● EXERCISE DESCRIPTION:
Where a line in the listing below contains the word "Transcribe", copy that line.

● DATA LINES:
(begin)

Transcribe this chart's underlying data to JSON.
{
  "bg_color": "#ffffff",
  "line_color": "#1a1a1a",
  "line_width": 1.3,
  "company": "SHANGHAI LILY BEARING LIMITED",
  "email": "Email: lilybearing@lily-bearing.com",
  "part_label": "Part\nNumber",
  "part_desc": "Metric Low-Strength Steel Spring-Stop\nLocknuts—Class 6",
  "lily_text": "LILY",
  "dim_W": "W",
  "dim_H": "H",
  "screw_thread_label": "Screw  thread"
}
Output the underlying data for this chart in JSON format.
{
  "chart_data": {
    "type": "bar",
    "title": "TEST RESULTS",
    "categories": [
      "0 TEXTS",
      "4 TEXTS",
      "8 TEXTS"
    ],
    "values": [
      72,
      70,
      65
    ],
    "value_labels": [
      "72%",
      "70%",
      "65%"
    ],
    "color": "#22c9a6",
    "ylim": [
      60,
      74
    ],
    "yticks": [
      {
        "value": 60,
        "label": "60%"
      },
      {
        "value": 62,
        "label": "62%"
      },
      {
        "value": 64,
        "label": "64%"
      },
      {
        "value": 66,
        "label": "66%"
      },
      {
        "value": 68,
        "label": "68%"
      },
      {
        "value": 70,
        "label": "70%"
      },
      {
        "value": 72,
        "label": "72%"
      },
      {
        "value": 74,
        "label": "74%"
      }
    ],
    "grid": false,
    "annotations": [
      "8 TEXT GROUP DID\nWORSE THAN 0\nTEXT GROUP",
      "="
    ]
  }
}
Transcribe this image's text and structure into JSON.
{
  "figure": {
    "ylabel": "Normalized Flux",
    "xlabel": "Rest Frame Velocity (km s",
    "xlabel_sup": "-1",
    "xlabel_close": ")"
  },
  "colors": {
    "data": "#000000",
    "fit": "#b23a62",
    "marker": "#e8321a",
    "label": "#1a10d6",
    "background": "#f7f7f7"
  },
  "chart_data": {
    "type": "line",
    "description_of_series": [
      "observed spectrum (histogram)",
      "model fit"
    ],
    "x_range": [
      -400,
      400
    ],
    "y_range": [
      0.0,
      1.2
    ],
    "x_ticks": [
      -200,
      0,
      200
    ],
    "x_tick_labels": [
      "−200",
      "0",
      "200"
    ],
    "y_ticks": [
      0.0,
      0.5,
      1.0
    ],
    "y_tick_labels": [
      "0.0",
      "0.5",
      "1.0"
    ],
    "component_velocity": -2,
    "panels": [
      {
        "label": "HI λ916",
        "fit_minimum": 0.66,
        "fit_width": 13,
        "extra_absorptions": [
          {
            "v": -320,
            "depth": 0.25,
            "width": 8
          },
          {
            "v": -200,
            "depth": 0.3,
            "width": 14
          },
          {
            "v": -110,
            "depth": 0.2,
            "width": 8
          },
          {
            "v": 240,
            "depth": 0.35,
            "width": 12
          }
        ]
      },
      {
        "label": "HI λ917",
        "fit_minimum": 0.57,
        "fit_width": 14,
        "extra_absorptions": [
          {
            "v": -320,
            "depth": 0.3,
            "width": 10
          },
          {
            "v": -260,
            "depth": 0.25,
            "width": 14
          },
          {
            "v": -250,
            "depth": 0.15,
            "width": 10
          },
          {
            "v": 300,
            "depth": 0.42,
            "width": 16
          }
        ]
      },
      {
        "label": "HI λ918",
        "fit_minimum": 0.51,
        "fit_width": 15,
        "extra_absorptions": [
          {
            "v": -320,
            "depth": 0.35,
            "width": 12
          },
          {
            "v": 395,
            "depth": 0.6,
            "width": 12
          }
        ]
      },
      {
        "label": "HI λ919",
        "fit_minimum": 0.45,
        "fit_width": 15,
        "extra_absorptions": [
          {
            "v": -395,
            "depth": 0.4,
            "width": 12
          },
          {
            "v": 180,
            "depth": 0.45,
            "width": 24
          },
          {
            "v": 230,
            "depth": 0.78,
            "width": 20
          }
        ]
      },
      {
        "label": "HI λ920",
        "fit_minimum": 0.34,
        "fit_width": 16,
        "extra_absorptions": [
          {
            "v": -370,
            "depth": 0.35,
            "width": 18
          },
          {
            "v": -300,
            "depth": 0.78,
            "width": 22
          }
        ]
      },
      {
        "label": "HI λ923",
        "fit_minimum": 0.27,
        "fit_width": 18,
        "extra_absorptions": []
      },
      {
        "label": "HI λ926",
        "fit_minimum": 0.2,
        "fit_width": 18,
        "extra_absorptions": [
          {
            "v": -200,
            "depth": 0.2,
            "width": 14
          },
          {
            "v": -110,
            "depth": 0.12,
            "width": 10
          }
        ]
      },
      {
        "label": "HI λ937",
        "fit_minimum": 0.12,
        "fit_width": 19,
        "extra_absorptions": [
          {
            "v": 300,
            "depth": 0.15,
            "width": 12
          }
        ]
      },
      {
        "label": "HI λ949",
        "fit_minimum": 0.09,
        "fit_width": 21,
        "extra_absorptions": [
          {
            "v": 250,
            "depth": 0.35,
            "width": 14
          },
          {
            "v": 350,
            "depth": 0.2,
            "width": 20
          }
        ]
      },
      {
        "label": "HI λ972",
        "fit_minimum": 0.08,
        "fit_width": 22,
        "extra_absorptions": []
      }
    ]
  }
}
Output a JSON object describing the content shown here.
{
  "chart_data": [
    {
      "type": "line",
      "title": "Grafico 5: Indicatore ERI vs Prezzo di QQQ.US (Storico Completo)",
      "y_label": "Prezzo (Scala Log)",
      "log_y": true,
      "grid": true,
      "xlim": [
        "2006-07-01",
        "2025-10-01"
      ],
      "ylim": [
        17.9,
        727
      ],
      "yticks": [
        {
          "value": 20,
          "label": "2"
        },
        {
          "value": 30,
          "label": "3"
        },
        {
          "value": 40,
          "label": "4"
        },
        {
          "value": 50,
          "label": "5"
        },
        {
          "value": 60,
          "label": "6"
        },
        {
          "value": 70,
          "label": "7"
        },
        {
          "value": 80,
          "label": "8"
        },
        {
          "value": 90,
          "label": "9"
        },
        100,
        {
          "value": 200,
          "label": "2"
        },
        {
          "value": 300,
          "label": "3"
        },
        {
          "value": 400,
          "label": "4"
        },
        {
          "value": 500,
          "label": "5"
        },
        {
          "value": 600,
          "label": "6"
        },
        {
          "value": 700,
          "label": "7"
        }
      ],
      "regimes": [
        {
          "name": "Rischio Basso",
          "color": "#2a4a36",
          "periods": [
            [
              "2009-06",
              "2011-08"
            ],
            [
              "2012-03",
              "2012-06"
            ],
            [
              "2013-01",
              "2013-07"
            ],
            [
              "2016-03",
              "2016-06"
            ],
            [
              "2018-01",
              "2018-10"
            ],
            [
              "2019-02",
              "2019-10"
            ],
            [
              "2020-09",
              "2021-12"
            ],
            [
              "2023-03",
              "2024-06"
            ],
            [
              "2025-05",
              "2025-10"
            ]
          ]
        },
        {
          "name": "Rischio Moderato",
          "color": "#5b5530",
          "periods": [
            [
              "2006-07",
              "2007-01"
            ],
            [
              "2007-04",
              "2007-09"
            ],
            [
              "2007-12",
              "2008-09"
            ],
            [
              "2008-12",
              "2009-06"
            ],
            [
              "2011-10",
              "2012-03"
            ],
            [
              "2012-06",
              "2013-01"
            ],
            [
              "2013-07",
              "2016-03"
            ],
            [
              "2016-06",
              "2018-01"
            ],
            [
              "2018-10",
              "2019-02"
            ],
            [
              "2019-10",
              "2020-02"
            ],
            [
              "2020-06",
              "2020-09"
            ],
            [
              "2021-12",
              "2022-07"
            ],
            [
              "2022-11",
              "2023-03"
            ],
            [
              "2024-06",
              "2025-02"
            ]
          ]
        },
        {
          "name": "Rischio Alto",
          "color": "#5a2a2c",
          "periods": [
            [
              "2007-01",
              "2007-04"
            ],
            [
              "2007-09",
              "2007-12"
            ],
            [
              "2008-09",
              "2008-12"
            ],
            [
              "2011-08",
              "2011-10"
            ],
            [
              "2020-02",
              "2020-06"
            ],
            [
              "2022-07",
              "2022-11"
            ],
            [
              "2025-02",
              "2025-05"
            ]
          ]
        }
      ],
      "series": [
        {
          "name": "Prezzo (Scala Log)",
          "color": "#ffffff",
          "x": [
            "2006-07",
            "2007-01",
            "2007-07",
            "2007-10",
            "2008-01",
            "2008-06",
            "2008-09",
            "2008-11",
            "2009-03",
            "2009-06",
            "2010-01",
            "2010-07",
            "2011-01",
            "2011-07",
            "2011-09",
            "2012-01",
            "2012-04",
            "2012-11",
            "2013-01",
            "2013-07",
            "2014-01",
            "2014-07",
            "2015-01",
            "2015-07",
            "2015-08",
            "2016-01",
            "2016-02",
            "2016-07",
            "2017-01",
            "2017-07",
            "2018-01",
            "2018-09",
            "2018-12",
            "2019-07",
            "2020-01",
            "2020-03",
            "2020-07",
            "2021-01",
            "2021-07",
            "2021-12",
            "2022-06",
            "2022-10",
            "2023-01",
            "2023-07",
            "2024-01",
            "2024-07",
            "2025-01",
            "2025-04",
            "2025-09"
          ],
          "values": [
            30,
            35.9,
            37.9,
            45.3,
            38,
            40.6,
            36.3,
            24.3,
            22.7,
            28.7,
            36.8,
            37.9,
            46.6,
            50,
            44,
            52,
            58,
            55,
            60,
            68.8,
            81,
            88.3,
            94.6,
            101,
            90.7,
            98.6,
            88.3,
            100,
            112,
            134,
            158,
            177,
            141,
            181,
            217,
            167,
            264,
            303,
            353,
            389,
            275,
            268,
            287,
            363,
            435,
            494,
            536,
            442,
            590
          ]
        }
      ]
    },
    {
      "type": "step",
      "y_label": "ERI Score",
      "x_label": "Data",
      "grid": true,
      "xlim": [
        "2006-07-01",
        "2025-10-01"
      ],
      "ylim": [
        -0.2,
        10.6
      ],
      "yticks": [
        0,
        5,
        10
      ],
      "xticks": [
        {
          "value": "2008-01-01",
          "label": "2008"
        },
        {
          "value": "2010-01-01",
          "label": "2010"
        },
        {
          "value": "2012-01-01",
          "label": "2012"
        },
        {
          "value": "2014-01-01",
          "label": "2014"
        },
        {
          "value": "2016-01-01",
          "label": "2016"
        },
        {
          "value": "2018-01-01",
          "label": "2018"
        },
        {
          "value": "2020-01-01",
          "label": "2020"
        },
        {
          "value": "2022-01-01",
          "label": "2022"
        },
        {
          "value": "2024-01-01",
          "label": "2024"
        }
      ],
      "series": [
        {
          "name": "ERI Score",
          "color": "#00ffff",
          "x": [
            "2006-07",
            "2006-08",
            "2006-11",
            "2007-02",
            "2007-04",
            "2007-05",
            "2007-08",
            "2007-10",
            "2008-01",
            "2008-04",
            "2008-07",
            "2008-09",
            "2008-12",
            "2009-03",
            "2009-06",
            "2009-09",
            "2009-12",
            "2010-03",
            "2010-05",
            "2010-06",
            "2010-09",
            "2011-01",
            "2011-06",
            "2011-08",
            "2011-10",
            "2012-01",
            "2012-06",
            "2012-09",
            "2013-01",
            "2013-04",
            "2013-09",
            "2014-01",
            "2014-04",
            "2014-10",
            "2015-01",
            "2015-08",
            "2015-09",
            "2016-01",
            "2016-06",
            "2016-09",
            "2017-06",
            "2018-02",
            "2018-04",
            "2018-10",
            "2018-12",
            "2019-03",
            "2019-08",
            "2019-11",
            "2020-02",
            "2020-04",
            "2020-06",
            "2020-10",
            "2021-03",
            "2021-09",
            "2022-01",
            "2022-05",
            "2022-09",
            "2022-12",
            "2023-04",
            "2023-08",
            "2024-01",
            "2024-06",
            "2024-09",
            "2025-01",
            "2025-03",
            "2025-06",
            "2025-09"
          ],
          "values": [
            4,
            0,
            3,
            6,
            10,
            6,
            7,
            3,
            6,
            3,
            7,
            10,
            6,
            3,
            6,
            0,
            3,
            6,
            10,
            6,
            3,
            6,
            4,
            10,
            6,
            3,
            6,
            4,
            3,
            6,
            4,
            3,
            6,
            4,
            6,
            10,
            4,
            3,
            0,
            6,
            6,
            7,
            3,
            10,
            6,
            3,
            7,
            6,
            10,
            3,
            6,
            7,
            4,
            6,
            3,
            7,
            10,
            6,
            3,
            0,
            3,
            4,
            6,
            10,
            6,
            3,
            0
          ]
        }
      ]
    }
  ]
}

(end)

● SOLUTION BELOW:
Transcribe this chart's underlying data to JSON.
Transcribe this image's text and structure into JSON.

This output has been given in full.